— START OF RECORDS TO USE —

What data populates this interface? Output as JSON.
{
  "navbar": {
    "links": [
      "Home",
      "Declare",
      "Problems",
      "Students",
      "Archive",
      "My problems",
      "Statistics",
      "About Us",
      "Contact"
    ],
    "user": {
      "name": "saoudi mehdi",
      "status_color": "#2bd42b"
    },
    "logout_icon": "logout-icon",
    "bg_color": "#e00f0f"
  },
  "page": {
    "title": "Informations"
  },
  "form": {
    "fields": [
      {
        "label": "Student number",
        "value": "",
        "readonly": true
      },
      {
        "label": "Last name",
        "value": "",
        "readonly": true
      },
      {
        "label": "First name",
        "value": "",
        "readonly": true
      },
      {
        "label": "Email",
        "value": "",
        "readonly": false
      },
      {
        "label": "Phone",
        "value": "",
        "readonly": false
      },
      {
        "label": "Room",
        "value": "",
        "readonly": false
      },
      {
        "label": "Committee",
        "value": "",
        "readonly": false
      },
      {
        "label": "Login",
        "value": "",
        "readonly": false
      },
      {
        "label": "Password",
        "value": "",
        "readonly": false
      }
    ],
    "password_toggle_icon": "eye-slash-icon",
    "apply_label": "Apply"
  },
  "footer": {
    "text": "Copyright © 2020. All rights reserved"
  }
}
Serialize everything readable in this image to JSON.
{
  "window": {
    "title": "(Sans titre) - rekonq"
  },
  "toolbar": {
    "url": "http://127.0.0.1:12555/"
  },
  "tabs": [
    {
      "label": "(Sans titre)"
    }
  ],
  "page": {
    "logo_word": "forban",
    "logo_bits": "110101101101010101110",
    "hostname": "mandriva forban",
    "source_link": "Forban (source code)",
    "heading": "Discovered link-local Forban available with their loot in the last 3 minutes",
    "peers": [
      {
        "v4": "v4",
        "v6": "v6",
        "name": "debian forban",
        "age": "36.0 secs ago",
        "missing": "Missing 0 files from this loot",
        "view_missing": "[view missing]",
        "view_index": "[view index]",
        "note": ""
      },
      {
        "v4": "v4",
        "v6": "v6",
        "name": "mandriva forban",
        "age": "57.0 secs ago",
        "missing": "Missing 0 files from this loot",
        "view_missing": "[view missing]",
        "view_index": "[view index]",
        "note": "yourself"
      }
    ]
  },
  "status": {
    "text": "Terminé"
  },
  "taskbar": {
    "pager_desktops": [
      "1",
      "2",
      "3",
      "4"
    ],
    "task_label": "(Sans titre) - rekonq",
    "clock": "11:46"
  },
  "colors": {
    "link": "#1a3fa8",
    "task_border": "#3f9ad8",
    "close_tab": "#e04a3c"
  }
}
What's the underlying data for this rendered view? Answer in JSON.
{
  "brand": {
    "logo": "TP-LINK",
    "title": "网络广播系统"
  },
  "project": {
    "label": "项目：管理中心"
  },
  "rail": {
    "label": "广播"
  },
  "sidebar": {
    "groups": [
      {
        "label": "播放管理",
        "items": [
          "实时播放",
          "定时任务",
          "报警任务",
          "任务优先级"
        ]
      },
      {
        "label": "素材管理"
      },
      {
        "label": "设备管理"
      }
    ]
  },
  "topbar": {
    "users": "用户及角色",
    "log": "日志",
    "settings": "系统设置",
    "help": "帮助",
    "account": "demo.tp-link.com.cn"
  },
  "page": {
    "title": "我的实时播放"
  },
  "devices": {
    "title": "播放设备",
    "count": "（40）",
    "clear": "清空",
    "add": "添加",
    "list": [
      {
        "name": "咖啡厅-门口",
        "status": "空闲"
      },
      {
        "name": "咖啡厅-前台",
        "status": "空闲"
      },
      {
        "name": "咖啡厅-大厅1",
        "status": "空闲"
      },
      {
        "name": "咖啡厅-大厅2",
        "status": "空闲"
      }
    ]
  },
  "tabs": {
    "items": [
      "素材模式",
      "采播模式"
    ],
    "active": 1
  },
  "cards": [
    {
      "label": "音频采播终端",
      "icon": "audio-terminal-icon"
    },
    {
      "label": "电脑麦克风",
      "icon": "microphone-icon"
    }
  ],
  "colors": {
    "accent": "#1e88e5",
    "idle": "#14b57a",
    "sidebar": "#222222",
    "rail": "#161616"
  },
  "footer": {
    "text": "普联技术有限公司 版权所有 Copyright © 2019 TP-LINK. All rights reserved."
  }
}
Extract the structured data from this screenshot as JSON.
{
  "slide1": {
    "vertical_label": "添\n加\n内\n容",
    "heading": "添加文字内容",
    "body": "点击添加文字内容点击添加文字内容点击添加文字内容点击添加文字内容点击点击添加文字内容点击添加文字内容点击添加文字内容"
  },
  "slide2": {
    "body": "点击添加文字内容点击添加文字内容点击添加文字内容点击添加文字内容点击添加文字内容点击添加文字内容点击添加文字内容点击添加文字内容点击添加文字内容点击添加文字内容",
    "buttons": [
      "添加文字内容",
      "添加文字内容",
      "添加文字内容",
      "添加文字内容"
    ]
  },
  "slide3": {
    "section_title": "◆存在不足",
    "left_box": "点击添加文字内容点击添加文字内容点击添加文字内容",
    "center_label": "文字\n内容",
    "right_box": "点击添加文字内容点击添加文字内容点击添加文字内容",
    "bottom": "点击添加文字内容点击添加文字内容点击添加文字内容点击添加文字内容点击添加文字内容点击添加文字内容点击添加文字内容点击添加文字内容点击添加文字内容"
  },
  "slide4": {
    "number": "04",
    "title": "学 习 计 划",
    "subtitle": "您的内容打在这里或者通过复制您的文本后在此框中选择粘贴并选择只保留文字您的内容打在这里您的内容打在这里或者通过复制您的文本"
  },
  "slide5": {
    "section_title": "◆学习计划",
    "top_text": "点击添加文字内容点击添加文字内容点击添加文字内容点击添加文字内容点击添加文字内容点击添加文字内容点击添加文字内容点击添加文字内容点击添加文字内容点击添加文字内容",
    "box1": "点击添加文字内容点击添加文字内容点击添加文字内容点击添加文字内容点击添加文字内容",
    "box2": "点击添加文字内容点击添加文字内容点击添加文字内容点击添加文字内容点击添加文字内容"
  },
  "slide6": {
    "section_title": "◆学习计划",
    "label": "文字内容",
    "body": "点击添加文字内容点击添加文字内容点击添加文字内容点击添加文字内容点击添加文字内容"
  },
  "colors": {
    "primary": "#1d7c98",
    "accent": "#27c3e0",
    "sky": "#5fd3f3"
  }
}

— END OF RECORDS TO USE —

Print the complete listing again, exactly as it stands.

What data populates this interface? Output as JSON.
{
  "navbar": {
    "links": [
      "Home",
      "Declare",
      "Problems",
      "Students",
      "Archive",
      "My problems",
      "Statistics",
      "About Us",
      "Contact"
    ],
    "user": {
      "name": "saoudi mehdi",
      "status_color": "#2bd42b"
    },
    "logout_icon": "logout-icon",
    "bg_color": "#e00f0f"
  },
  "page": {
    "title": "Informations"
  },
  "form": {
    "fields": [
      {
        "label": "Student number",
        "value": "",
        "readonly": true
      },
      {
        "label": "Last name",
        "value": "",
        "readonly": true
      },
      {
        "label": "First name",
        "value": "",
        "readonly": true
      },
      {
        "label": "Email",
        "value": "",
        "readonly": false
      },
      {
        "label": "Phone",
        "value": "",
        "readonly": false
      },
      {
        "label": "Room",
        "value": "",
        "readonly": false
      },
      {
        "label": "Committee",
        "value": "",
        "readonly": false
      },
      {
        "label": "Login",
        "value": "",
        "readonly": false
      },
      {
        "label": "Password",
        "value": "",
        "readonly": false
      }
    ],
    "password_toggle_icon": "eye-slash-icon",
    "apply_label": "Apply"
  },
  "footer": {
    "text": "Copyright © 2020. All rights reserved"
  }
}
Serialize everything readable in this image to JSON.
{
  "window": {
    "title": "(Sans titre) - rekonq"
  },
  "toolbar": {
    "url": "http://127.0.0.1:12555/"
  },
  "tabs": [
    {
      "label": "(Sans titre)"
    }
  ],
  "page": {
    "logo_word": "forban",
    "logo_bits": "110101101101010101110",
    "hostname": "mandriva forban",
    "source_link": "Forban (source code)",
    "heading": "Discovered link-local Forban available with their loot in the last 3 minutes",
    "peers": [
      {
        "v4": "v4",
        "v6": "v6",
        "name": "debian forban",
        "age": "36.0 secs ago",
        "missing": "Missing 0 files from this loot",
        "view_missing": "[view missing]",
        "view_index": "[view index]",
        "note": ""
      },
      {
        "v4": "v4",
        "v6": "v6",
        "name": "mandriva forban",
        "age": "57.0 secs ago",
        "missing": "Missing 0 files from this loot",
        "view_missing": "[view missing]",
        "view_index": "[view index]",
        "note": "yourself"
      }
    ]
  },
  "status": {
    "text": "Terminé"
  },
  "taskbar": {
    "pager_desktops": [
      "1",
      "2",
      "3",
      "4"
    ],
    "task_label": "(Sans titre) - rekonq",
    "clock": "11:46"
  },
  "colors": {
    "link": "#1a3fa8",
    "task_border": "#3f9ad8",
    "close_tab": "#e04a3c"
  }
}
What's the underlying data for this rendered view? Answer in JSON.
{
  "brand": {
    "logo": "TP-LINK",
    "title": "网络广播系统"
  },
  "project": {
    "label": "项目：管理中心"
  },
  "rail": {
    "label": "广播"
  },
  "sidebar": {
    "groups": [
      {
        "label": "播放管理",
        "items": [
          "实时播放",
          "定时任务",
          "报警任务",
          "任务优先级"
        ]
      },
      {
        "label": "素材管理"
      },
      {
        "label": "设备管理"
      }
    ]
  },
  "topbar": {
    "users": "用户及角色",
    "log": "日志",
    "settings": "系统设置",
    "help": "帮助",
    "account": "demo.tp-link.com.cn"
  },
  "page": {
    "title": "我的实时播放"
  },
  "devices": {
    "title": "播放设备",
    "count": "（40）",
    "clear": "清空",
    "add": "添加",
    "list": [
      {
        "name": "咖啡厅-门口",
        "status": "空闲"
      },
      {
        "name": "咖啡厅-前台",
        "status": "空闲"
      },
      {
        "name": "咖啡厅-大厅1",
        "status": "空闲"
      },
      {
        "name": "咖啡厅-大厅2",
        "status": "空闲"
      }
    ]
  },
  "tabs": {
    "items": [
      "素材模式",
      "采播模式"
    ],
    "active": 1
  },
  "cards": [
    {
      "label": "音频采播终端",
      "icon": "audio-terminal-icon"
    },
    {
      "label": "电脑麦克风",
      "icon": "microphone-icon"
    }
  ],
  "colors": {
    "accent": "#1e88e5",
    "idle": "#14b57a",
    "sidebar": "#222222",
    "rail": "#161616"
  },
  "footer": {
    "text": "普联技术有限公司 版权所有 Copyright © 2019 TP-LINK. All rights reserved."
  }
}
Extract the structured data from this screenshot as JSON.
{
  "slide1": {
    "vertical_label": "添\n加\n内\n容",
    "heading": "添加文字内容",
    "body": "点击添加文字内容点击添加文字内容点击添加文字内容点击添加文字内容点击点击添加文字内容点击添加文字内容点击添加文字内容"
  },
  "slide2": {
    "body": "点击添加文字内容点击添加文字内容点击添加文字内容点击添加文字内容点击添加文字内容点击添加文字内容点击添加文字内容点击添加文字内容点击添加文字内容点击添加文字内容",
    "buttons": [
      "添加文字内容",
      "添加文字内容",
      "添加文字内容",
      "添加文字内容"
    ]
  },
  "slide3": {
    "section_title": "◆存在不足",
    "left_box": "点击添加文字内容点击添加文字内容点击添加文字内容",
    "center_label": "文字\n内容",
    "right_box": "点击添加文字内容点击添加文字内容点击添加文字内容",
    "bottom": "点击添加文字内容点击添加文字内容点击添加文字内容点击添加文字内容点击添加文字内容点击添加文字内容点击添加文字内容点击添加文字内容点击添加文字内容"
  },
  "slide4": {
    "number": "04",
    "title": "学 习 计 划",
    "subtitle": "您的内容打在这里或者通过复制您的文本后在此框中选择粘贴并选择只保留文字您的内容打在这里您的内容打在这里或者通过复制您的文本"
  },
  "slide5": {
    "section_title": "◆学习计划",
    "top_text": "点击添加文字内容点击添加文字内容点击添加文字内容点击添加文字内容点击添加文字内容点击添加文字内容点击添加文字内容点击添加文字内容点击添加文字内容点击添加文字内容",
    "box1": "点击添加文字内容点击添加文字内容点击添加文字内容点击添加文字内容点击添加文字内容",
    "box2": "点击添加文字内容点击添加文字内容点击添加文字内容点击添加文字内容点击添加文字内容"
  },
  "slide6": {
    "section_title": "◆学习计划",
    "label": "文字内容",
    "body": "点击添加文字内容点击添加文字内容点击添加文字内容点击添加文字内容点击添加文字内容"
  },
  "colors": {
    "primary": "#1d7c98",
    "accent": "#27c3e0",
    "sky": "#5fd3f3"
  }
}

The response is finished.